- Given request:
Write out these lines verbatim, from the first line of the records through the line containing "row1-right-line2: de doenças", both included, and nothing more.

- Data drawn from a collection:
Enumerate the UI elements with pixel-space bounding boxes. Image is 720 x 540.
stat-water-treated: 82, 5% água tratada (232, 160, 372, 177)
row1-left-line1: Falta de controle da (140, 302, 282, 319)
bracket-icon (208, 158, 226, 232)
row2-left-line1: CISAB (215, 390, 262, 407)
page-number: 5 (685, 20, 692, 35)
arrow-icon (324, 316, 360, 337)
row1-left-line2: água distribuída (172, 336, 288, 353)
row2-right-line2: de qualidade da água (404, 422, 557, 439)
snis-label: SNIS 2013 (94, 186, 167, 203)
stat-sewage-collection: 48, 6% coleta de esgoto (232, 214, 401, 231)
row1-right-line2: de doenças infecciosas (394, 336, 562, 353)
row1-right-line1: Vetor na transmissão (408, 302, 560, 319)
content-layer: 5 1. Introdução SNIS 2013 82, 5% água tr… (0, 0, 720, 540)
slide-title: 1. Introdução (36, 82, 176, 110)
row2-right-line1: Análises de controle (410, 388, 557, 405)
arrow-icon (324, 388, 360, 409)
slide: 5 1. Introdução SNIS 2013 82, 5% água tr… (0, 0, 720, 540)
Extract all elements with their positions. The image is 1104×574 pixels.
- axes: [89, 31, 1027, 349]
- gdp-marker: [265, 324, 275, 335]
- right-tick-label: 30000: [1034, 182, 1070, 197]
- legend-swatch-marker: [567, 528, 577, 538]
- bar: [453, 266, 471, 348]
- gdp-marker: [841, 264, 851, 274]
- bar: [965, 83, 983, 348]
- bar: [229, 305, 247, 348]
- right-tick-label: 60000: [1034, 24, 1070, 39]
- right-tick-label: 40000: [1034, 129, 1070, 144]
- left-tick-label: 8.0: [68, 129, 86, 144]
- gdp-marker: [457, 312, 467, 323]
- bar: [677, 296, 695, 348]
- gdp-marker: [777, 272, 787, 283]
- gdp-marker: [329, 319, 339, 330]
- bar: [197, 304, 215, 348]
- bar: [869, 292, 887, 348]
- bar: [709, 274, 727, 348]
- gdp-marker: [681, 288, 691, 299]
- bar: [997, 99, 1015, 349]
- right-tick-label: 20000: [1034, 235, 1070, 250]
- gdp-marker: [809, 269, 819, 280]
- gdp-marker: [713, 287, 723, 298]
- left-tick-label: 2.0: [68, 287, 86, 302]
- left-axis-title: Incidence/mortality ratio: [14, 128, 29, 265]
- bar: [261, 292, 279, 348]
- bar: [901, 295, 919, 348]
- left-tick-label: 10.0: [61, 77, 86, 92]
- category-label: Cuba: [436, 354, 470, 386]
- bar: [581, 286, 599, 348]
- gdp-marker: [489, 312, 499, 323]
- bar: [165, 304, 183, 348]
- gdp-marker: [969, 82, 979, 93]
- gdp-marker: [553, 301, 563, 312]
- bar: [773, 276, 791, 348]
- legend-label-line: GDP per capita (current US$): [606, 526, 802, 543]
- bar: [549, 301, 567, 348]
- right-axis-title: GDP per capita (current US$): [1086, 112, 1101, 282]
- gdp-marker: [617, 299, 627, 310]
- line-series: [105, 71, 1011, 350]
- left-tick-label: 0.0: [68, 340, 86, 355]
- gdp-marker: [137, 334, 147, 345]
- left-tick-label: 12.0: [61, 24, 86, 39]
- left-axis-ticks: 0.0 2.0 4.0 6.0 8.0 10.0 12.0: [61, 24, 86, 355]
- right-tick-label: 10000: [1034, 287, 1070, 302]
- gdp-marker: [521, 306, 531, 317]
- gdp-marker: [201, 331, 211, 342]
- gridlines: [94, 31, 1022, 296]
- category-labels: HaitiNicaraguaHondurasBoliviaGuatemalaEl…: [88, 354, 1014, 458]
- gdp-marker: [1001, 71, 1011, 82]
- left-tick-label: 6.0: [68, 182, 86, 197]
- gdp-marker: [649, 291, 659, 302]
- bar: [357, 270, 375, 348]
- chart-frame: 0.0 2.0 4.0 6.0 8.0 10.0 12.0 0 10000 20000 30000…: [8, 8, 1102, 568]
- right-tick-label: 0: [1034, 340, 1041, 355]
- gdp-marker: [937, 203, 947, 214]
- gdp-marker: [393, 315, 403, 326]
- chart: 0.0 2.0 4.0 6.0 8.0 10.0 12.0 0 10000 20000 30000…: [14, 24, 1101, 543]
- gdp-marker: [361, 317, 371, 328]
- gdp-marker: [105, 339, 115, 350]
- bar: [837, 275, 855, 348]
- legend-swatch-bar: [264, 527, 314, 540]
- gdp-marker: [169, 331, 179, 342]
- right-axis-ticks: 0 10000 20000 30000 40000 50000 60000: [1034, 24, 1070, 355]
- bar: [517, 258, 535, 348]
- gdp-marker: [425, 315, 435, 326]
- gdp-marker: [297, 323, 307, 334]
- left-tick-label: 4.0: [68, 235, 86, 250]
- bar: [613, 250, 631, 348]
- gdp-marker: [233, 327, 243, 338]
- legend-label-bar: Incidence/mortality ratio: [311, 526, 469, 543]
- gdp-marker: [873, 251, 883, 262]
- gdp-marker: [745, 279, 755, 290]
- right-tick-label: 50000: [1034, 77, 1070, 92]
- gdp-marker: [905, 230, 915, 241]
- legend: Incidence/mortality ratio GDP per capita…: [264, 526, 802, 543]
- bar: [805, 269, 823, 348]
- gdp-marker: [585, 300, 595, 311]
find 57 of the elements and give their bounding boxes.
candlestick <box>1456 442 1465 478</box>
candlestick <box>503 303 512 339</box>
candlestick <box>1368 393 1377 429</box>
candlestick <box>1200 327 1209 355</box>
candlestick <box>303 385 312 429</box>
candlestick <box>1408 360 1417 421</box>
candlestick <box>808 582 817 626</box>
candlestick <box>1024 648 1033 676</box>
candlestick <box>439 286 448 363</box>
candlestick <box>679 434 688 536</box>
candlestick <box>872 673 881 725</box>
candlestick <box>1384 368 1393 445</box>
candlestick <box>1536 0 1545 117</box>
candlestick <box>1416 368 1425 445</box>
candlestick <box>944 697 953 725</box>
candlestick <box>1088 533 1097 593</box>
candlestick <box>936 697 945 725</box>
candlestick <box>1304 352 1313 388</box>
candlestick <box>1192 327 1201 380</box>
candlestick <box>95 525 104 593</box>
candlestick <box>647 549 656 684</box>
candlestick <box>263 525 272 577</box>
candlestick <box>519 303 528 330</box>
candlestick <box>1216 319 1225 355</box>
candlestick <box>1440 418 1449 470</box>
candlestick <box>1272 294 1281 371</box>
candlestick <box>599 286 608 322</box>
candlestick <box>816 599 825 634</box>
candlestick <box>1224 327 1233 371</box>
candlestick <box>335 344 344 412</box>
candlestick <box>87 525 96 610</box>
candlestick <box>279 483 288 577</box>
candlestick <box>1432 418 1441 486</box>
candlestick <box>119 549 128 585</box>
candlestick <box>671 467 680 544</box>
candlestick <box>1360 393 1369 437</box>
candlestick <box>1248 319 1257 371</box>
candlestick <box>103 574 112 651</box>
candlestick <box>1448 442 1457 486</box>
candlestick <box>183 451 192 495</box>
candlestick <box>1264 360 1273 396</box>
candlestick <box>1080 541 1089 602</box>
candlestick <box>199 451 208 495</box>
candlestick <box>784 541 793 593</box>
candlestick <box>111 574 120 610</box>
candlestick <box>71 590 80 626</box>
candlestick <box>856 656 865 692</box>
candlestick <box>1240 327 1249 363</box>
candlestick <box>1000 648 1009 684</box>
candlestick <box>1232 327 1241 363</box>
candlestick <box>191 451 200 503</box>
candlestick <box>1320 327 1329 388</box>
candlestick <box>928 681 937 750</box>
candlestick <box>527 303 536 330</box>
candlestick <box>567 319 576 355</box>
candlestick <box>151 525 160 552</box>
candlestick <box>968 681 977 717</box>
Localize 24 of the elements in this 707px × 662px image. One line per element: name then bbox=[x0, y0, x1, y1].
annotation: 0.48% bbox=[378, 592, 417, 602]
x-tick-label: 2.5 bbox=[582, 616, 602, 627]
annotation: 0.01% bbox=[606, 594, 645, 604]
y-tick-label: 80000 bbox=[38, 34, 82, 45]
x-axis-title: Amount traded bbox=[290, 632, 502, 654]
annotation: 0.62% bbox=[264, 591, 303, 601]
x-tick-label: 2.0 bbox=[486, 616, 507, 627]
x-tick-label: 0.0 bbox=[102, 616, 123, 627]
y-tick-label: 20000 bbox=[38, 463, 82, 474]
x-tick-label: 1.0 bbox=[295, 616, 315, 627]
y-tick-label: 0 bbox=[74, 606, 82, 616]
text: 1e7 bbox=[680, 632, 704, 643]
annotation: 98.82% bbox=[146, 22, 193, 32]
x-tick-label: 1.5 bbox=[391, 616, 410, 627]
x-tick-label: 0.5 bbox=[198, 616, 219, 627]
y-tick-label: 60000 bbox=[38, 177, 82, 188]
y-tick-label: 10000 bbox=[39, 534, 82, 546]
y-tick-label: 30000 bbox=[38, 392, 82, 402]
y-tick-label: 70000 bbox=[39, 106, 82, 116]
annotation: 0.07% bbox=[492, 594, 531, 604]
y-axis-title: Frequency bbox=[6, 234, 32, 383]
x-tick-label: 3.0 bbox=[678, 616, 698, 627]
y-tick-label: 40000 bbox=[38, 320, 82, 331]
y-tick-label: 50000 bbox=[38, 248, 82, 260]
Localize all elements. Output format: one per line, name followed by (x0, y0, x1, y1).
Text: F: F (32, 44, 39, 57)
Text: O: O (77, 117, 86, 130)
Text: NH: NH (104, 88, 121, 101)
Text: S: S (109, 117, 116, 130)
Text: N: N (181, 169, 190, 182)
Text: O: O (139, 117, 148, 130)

- Exercise answer:
Enumerate the UI elements with pixel-space bounding boxes. Image is 720 x 540.
stat-water-treated: 82, 5% água tratada (232, 160, 372, 177)
row1-left-line1: Falta de controle da (140, 302, 282, 319)
bracket-icon (208, 158, 226, 232)
row2-left-line1: CISAB (215, 390, 262, 407)
page-number: 5 (685, 20, 692, 35)
arrow-icon (324, 316, 360, 337)
row1-left-line2: água distribuída (172, 336, 288, 353)
row2-right-line2: de qualidade da água (404, 422, 557, 439)
snis-label: SNIS 2013 (94, 186, 167, 203)
stat-sewage-collection: 48, 6% coleta de esgoto (232, 214, 401, 231)
row1-right-line2: de doenças infecciosas (394, 336, 562, 353)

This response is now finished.